** BEGIN **
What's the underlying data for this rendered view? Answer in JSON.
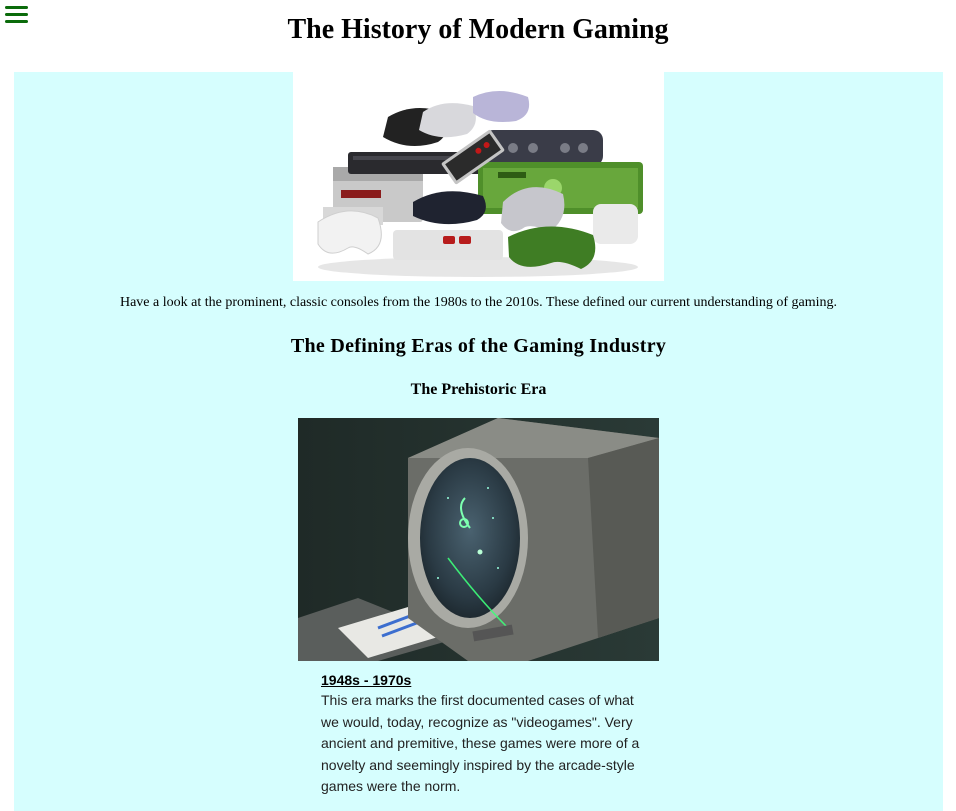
{
  "header": {
    "title": "The History of Modern Gaming",
    "menu_icon": "hamburger-menu-icon",
    "menu_color": "#0b6b0b"
  },
  "intro": {
    "image_alt": "Pile of classic game consoles and controllers",
    "caption": "Have a look at the prominent, classic consoles from the 1980s to the 2010s. These defined our current understanding of gaming."
  },
  "section": {
    "heading": "The Defining Eras of the Gaming Industry",
    "eras": [
      {
        "name": "The Prehistoric Era",
        "image_alt": "Early vector display game on a round oscilloscope screen",
        "dates": "1948s - 1970s",
        "description": "This era marks the first documented cases of what we would, today, recognize as \"videogames\". Very ancient and premitive, these games were more of a novelty and seemingly inspired by the arcade-style games were the norm."
      }
    ]
  },
  "colors": {
    "panel_background": "#d6fefe",
    "page_background": "#ffffff"
  }
}
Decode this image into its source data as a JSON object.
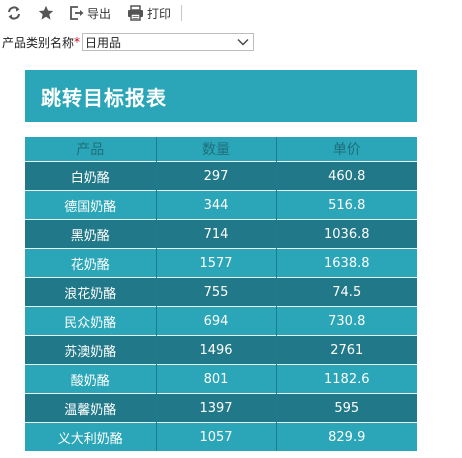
{
  "toolbar": {
    "export_label": "导出",
    "print_label": "打印",
    "icons": [
      "refresh-icon",
      "star-icon",
      "export-icon",
      "print-icon"
    ]
  },
  "filter": {
    "label": "产品类别名称",
    "required_mark": "*",
    "selected": "日用品"
  },
  "report": {
    "title": "跳转目标报表",
    "columns": [
      "产品",
      "数量",
      "单价"
    ],
    "rows": [
      [
        "白奶酪",
        "297",
        "460.8"
      ],
      [
        "德国奶酪",
        "344",
        "516.8"
      ],
      [
        "黑奶酪",
        "714",
        "1036.8"
      ],
      [
        "花奶酪",
        "1577",
        "1638.8"
      ],
      [
        "浪花奶酪",
        "755",
        "74.5"
      ],
      [
        "民众奶酪",
        "694",
        "730.8"
      ],
      [
        "苏澳奶酪",
        "1496",
        "2761"
      ],
      [
        "酸奶酪",
        "801",
        "1182.6"
      ],
      [
        "温馨奶酪",
        "1397",
        "595"
      ],
      [
        "义大利奶酪",
        "1057",
        "829.9"
      ]
    ]
  },
  "colors": {
    "header_teal": "#2aa6b8",
    "row_dark": "#217888",
    "row_light": "#2aa6b8",
    "required": "#d0021b"
  }
}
** END **
What the task requires:
From the records above, copy every line that holds the word "data".

The solution:
What's the underlying data for this rendered view? Answer in JSON.
Decode this image into its source data as a JSON object.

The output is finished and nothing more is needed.